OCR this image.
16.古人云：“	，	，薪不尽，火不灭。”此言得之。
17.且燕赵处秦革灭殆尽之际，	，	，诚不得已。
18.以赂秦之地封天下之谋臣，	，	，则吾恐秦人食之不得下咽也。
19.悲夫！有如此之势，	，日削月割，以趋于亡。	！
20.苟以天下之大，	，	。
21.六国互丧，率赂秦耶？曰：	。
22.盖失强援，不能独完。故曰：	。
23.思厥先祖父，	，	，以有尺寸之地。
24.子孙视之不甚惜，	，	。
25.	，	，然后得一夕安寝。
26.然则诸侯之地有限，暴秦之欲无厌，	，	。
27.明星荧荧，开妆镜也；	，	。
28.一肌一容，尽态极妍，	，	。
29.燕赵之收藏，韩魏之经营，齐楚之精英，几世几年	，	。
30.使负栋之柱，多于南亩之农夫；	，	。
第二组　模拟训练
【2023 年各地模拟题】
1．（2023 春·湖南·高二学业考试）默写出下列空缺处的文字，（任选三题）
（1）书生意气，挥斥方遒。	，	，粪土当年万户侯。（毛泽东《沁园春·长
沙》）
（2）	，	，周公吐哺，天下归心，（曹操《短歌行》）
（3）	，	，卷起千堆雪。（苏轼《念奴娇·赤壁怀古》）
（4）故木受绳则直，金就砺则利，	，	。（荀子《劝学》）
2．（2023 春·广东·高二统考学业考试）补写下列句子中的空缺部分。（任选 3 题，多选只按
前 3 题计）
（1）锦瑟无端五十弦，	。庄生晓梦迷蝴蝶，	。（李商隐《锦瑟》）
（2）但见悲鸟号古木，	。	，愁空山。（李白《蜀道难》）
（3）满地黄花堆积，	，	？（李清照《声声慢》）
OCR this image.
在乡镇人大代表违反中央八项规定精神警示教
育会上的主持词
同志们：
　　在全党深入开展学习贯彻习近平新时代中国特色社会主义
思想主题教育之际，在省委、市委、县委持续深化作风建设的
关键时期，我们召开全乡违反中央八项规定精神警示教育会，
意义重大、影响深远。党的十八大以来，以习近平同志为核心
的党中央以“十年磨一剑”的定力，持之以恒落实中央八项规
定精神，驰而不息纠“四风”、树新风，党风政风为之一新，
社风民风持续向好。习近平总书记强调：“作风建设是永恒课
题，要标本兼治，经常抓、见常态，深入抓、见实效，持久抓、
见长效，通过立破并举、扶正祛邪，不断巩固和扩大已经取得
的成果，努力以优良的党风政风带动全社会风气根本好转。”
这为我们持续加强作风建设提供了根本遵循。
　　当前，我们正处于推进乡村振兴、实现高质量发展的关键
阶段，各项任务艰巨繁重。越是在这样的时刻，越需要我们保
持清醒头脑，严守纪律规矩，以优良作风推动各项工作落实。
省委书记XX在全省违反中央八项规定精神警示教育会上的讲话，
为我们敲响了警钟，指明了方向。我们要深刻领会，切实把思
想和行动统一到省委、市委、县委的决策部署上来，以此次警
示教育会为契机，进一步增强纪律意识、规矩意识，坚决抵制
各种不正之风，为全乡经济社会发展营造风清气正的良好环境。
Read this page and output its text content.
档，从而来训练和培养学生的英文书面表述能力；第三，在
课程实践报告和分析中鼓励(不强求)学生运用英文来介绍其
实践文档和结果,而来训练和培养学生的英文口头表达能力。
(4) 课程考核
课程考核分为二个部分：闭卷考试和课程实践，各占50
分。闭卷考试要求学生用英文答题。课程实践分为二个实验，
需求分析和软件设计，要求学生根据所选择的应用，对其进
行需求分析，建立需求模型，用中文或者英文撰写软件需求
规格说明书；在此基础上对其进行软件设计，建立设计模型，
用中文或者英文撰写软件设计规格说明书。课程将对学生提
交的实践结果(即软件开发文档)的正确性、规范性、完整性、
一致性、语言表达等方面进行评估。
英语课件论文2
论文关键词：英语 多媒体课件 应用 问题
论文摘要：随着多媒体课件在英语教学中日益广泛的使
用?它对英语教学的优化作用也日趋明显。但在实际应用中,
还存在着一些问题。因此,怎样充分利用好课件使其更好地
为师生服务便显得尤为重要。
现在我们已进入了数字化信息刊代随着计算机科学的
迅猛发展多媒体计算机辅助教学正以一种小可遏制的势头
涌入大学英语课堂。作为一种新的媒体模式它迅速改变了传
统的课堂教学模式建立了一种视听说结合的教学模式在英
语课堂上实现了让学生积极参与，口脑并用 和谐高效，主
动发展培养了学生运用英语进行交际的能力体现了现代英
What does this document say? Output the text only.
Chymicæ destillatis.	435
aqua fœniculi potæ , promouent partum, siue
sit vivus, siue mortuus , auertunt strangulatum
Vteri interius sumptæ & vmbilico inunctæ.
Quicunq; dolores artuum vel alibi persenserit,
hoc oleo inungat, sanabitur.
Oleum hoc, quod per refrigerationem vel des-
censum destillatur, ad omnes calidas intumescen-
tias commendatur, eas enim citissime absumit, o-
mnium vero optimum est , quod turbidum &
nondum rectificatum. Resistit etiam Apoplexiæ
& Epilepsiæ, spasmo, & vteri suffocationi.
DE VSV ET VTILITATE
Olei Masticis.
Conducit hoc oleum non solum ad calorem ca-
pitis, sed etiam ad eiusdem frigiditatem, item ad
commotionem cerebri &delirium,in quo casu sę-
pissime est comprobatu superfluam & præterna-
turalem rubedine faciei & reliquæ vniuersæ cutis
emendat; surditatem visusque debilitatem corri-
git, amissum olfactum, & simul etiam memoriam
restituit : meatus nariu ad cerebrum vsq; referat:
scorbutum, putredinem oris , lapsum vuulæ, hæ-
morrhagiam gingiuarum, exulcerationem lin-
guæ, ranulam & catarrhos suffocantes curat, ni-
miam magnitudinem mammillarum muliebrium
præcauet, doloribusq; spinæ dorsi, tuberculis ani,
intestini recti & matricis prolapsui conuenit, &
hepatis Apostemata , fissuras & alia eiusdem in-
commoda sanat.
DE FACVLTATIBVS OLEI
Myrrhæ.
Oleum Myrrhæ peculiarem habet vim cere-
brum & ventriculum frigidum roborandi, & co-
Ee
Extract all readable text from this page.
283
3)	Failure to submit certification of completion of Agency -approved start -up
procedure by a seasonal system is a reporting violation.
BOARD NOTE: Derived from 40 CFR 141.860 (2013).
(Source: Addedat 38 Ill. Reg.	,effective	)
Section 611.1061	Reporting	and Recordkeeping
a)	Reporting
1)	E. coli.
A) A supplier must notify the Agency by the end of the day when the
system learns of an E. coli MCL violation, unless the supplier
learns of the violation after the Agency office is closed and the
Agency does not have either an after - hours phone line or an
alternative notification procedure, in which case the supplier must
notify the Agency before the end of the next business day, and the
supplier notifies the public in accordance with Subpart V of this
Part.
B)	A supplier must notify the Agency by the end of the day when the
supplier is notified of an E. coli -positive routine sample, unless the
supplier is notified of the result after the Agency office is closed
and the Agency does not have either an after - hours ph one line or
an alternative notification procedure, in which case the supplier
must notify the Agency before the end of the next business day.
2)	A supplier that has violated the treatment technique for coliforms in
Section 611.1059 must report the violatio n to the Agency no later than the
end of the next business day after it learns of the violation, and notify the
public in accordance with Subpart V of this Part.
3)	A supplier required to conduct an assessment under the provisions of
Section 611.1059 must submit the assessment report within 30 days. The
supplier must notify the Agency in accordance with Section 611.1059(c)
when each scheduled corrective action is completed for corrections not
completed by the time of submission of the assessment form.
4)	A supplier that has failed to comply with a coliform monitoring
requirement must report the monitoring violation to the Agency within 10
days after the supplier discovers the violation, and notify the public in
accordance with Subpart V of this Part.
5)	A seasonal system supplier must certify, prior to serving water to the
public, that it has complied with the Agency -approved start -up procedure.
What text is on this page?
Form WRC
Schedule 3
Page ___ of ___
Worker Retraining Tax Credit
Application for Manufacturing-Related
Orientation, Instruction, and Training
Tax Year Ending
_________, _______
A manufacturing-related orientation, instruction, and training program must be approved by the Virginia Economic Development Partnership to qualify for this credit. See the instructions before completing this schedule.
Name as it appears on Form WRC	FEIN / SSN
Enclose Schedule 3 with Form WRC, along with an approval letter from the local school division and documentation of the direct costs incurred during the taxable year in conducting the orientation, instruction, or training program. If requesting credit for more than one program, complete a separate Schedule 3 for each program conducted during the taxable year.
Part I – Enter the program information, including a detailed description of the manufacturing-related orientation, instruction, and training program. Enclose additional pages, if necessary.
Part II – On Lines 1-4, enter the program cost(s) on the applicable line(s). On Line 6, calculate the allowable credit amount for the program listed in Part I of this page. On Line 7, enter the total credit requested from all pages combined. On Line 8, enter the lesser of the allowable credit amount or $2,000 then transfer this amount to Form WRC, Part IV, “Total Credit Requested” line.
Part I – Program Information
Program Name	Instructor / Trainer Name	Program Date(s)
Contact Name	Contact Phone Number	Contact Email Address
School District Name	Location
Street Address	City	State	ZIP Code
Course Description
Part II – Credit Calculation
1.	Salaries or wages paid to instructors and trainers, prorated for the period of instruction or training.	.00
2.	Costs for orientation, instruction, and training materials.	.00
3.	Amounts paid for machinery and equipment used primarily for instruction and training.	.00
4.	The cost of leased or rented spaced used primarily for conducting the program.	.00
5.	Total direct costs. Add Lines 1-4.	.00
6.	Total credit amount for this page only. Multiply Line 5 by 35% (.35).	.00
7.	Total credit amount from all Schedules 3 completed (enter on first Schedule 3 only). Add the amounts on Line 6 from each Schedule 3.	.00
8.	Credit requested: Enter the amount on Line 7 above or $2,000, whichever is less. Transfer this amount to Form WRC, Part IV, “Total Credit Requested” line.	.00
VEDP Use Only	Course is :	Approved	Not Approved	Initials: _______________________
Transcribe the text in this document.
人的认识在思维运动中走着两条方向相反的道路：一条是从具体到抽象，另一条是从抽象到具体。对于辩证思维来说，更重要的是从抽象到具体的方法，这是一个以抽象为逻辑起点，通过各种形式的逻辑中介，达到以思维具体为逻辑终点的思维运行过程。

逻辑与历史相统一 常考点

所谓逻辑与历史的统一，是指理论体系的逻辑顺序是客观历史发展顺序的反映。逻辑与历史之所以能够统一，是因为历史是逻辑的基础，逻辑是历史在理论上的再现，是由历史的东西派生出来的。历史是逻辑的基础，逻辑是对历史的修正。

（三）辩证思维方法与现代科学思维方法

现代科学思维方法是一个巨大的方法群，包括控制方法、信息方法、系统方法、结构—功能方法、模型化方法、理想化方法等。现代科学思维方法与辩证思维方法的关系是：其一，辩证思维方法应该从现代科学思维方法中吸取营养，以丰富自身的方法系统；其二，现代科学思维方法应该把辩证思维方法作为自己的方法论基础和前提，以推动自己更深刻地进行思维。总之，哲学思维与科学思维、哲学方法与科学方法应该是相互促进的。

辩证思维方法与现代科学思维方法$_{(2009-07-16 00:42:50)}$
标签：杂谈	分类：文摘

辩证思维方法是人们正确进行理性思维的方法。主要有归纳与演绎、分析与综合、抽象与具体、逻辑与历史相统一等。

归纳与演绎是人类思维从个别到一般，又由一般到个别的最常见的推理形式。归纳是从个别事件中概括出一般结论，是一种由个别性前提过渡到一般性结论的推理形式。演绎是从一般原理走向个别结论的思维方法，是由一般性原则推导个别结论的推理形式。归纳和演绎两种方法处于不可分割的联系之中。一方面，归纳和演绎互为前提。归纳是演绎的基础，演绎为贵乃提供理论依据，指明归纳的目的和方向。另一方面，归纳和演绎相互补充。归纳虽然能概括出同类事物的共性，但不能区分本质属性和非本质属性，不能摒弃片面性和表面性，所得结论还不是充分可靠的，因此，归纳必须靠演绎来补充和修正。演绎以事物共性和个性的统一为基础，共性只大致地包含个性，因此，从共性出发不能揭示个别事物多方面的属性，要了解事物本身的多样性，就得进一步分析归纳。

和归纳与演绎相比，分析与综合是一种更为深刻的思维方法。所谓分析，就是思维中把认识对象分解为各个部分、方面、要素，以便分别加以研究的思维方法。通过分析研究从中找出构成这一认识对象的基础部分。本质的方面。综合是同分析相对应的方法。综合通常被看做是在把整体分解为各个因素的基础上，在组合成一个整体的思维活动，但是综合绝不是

********

### [INSTRUCTION]
Looking at the material above, count the lines that hold "office" and give the total alone.

### [OUTPUT BELOW]
2